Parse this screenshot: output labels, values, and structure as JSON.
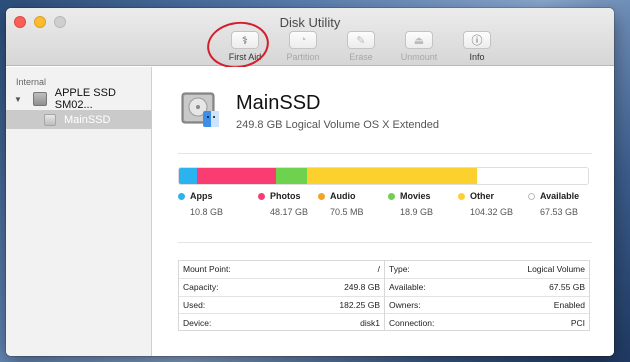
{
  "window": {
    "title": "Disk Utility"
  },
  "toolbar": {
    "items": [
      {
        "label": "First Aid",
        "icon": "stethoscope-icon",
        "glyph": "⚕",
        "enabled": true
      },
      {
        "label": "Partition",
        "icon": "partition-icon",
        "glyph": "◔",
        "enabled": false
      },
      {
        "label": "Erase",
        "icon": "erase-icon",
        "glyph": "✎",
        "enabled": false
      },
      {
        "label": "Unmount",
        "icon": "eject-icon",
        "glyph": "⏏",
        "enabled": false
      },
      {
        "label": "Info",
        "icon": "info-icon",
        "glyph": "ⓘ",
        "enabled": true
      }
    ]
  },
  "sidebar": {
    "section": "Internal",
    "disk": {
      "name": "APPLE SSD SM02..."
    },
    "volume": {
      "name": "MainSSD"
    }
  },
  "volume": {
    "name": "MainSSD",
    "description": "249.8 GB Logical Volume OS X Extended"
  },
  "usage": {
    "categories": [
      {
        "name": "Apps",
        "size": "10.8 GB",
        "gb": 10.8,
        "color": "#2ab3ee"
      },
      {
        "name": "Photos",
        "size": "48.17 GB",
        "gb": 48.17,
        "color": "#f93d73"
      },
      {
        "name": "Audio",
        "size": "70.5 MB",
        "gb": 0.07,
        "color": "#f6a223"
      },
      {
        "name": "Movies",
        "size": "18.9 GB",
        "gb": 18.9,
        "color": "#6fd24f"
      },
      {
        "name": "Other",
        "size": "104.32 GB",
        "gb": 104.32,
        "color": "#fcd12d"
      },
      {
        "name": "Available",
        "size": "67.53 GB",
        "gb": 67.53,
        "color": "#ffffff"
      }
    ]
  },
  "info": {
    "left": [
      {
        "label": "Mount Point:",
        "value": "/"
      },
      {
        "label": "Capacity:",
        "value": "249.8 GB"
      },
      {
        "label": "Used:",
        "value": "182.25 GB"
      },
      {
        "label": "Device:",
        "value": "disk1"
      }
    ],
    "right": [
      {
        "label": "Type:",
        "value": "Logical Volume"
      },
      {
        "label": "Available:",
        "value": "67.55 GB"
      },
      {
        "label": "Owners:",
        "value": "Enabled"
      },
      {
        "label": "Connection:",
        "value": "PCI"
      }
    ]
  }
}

-.-.-

Using the records above, retype everything exactly except the pictures.

Parse this screenshot: output labels, values, and structure as JSON.
{
  "window": {
    "title": "Disk Utility"
  },
  "toolbar": {
    "items": [
      {
        "label": "First Aid",
        "icon": "stethoscope-icon",
        "glyph": "⚕",
        "enabled": true
      },
      {
        "label": "Partition",
        "icon": "partition-icon",
        "glyph": "◔",
        "enabled": false
      },
      {
        "label": "Erase",
        "icon": "erase-icon",
        "glyph": "✎",
        "enabled": false
      },
      {
        "label": "Unmount",
        "icon": "eject-icon",
        "glyph": "⏏",
        "enabled": false
      },
      {
        "label": "Info",
        "icon": "info-icon",
        "glyph": "ⓘ",
        "enabled": true
      }
    ]
  },
  "sidebar": {
    "section": "Internal",
    "disk": {
      "name": "APPLE SSD SM02..."
    },
    "volume": {
      "name": "MainSSD"
    }
  },
  "volume": {
    "name": "MainSSD",
    "description": "249.8 GB Logical Volume OS X Extended"
  },
  "usage": {
    "categories": [
      {
        "name": "Apps",
        "size": "10.8 GB",
        "gb": 10.8,
        "color": "#2ab3ee"
      },
      {
        "name": "Photos",
        "size": "48.17 GB",
        "gb": 48.17,
        "color": "#f93d73"
      },
      {
        "name": "Audio",
        "size": "70.5 MB",
        "gb": 0.07,
        "color": "#f6a223"
      },
      {
        "name": "Movies",
        "size": "18.9 GB",
        "gb": 18.9,
        "color": "#6fd24f"
      },
      {
        "name": "Other",
        "size": "104.32 GB",
        "gb": 104.32,
        "color": "#fcd12d"
      },
      {
        "name": "Available",
        "size": "67.53 GB",
        "gb": 67.53,
        "color": "#ffffff"
      }
    ]
  },
  "info": {
    "left": [
      {
        "label": "Mount Point:",
        "value": "/"
      },
      {
        "label": "Capacity:",
        "value": "249.8 GB"
      },
      {
        "label": "Used:",
        "value": "182.25 GB"
      },
      {
        "label": "Device:",
        "value": "disk1"
      }
    ],
    "right": [
      {
        "label": "Type:",
        "value": "Logical Volume"
      },
      {
        "label": "Available:",
        "value": "67.55 GB"
      },
      {
        "label": "Owners:",
        "value": "Enabled"
      },
      {
        "label": "Connection:",
        "value": "PCI"
      }
    ]
  }
}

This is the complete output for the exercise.